> _Dataset entries_
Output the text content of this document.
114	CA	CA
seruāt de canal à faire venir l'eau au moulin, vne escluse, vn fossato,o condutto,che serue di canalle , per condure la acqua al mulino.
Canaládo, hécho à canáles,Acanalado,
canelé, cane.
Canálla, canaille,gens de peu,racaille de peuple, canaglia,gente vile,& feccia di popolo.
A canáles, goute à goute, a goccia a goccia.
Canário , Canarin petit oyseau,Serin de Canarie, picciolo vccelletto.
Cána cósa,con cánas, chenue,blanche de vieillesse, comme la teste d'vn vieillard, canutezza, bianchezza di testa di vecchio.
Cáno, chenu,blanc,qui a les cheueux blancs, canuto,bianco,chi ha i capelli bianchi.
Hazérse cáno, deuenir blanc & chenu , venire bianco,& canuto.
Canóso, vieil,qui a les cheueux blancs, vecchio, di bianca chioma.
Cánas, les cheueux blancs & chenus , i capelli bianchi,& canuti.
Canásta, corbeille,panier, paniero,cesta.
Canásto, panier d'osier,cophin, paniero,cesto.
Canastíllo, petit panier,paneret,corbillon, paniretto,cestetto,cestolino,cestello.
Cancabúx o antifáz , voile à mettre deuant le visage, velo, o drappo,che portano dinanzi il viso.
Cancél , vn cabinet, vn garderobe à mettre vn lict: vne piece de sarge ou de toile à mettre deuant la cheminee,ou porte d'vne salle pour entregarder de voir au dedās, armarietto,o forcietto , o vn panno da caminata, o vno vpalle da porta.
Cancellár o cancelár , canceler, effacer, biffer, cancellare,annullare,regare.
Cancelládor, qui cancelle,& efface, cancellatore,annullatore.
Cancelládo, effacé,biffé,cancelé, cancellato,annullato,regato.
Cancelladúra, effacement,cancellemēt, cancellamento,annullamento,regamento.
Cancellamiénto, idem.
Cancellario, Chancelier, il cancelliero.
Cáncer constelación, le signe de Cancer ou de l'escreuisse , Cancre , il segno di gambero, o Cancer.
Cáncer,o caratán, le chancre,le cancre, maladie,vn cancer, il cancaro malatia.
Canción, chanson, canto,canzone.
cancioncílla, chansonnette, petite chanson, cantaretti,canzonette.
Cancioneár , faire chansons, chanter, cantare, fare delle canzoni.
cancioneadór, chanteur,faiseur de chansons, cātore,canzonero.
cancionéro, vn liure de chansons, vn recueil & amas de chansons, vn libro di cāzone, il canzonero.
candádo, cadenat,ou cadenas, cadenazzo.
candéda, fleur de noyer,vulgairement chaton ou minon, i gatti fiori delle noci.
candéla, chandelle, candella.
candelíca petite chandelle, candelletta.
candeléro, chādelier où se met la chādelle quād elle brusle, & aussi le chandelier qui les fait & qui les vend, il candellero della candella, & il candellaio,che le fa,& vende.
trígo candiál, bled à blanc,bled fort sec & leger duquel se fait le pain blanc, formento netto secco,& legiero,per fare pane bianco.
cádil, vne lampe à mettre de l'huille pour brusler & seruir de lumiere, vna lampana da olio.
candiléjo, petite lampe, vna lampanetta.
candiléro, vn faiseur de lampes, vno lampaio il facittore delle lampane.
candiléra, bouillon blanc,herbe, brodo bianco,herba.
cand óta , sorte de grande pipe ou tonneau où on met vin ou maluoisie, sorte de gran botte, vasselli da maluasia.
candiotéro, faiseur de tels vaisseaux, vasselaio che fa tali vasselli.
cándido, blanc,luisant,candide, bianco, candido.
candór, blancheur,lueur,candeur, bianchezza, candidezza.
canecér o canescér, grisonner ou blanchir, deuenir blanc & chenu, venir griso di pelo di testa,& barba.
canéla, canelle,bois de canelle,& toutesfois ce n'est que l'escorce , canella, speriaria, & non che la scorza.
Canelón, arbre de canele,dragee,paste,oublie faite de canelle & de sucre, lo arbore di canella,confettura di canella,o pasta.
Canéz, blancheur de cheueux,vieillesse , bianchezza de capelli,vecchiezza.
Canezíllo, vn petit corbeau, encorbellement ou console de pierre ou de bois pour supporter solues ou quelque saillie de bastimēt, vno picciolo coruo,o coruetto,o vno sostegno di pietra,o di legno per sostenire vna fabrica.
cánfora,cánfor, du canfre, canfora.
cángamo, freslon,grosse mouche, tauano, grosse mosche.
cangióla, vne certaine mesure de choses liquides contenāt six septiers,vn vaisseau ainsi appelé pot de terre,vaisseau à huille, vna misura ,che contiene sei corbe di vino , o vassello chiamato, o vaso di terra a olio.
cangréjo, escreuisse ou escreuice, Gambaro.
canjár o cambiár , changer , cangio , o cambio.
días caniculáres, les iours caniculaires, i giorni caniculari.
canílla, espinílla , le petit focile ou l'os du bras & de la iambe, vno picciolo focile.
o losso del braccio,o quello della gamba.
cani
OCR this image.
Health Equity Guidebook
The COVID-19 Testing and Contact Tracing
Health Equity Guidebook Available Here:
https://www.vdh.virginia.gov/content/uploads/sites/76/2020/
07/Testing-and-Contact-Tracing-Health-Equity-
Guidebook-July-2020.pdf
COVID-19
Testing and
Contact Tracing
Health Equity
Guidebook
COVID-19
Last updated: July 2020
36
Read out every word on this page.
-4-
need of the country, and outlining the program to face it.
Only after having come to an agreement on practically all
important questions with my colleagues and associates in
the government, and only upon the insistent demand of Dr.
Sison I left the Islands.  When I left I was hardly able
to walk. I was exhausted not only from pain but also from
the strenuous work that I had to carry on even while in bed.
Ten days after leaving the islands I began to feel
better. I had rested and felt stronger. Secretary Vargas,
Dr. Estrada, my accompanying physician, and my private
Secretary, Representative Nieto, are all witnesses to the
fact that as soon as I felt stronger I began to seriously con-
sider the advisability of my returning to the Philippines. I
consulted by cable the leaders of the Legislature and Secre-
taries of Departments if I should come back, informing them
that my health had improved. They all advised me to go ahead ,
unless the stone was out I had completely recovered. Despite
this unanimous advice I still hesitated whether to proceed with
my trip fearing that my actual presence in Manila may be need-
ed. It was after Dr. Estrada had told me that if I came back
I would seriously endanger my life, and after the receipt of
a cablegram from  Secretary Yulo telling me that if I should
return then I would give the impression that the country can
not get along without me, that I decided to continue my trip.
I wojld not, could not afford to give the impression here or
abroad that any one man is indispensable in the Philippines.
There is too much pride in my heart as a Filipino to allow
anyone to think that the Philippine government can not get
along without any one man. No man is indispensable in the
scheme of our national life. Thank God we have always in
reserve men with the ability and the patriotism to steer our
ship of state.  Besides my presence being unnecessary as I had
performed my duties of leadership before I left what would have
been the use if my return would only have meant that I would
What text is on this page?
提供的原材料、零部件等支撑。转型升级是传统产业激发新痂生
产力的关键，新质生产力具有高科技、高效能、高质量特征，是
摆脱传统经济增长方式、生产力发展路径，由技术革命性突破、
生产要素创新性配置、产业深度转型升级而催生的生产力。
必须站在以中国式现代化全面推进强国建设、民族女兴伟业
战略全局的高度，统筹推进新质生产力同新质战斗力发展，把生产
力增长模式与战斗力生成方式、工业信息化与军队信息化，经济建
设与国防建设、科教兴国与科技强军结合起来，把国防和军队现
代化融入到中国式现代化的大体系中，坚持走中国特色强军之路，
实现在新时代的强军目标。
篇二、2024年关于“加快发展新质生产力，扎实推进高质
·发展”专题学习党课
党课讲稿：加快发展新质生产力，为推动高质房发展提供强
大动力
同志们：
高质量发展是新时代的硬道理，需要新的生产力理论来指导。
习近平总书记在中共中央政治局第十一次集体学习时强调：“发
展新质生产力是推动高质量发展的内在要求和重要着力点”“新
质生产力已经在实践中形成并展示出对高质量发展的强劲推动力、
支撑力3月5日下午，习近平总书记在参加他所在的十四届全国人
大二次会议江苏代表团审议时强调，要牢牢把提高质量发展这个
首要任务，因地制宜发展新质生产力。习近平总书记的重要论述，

> _Exercise_
Your answer should be a single number: the count of lines that contain "come".

> _The output_
2